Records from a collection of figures
"""

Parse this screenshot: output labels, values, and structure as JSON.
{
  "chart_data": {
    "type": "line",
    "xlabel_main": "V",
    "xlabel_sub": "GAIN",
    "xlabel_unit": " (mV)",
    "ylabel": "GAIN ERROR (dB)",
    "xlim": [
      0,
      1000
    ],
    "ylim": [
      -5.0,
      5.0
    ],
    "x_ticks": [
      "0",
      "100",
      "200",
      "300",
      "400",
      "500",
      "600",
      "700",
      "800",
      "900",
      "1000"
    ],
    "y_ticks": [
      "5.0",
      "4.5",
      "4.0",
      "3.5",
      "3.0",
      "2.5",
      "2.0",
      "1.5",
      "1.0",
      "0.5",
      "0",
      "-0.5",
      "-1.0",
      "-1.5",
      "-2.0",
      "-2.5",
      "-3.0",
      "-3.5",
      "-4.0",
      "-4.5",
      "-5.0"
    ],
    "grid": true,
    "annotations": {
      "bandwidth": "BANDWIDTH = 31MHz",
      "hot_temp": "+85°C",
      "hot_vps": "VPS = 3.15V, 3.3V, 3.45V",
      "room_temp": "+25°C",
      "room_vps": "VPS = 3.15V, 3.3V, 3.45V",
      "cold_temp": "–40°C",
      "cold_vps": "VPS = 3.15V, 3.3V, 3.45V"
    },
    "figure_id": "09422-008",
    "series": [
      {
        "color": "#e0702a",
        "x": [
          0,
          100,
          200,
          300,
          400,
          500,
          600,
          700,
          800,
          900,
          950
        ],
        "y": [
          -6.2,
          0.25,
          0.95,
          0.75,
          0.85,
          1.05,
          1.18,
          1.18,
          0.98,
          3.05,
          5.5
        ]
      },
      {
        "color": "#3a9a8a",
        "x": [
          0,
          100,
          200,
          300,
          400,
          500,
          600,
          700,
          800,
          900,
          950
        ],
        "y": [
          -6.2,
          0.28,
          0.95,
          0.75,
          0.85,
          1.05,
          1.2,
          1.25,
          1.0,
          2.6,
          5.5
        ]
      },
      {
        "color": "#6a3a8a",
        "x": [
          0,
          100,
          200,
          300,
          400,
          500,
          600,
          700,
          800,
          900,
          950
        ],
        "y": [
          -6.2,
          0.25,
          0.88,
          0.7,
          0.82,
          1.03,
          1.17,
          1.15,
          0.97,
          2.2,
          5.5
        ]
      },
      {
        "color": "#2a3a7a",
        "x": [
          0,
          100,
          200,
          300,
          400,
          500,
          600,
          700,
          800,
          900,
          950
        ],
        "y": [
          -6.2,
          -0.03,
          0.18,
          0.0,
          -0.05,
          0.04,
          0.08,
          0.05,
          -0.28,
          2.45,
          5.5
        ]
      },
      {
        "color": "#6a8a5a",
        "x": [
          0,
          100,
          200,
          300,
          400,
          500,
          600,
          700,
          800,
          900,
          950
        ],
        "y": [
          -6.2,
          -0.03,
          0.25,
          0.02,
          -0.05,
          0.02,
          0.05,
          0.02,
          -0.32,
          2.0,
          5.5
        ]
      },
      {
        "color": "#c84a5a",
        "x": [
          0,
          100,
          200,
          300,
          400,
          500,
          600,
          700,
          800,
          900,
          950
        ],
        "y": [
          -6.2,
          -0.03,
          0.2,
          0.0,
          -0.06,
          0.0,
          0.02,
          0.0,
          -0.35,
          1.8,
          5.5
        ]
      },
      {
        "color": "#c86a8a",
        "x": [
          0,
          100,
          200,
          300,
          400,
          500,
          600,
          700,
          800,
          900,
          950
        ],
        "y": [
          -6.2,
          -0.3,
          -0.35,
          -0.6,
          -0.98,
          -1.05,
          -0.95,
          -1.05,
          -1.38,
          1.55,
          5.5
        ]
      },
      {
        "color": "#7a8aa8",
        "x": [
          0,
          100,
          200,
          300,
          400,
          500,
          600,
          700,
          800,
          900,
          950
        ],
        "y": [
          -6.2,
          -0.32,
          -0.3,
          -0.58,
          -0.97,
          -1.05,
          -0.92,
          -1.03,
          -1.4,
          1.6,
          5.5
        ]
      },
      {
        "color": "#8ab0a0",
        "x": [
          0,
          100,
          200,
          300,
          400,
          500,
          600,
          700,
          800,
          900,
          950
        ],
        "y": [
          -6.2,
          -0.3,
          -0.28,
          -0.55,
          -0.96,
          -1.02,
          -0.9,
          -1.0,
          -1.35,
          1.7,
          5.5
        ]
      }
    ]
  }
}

"""

EXERCISE PROMPT
Within the listing above, work out how many lines contain the string "color", and reply with that number only.

FINISHED ANSWER
9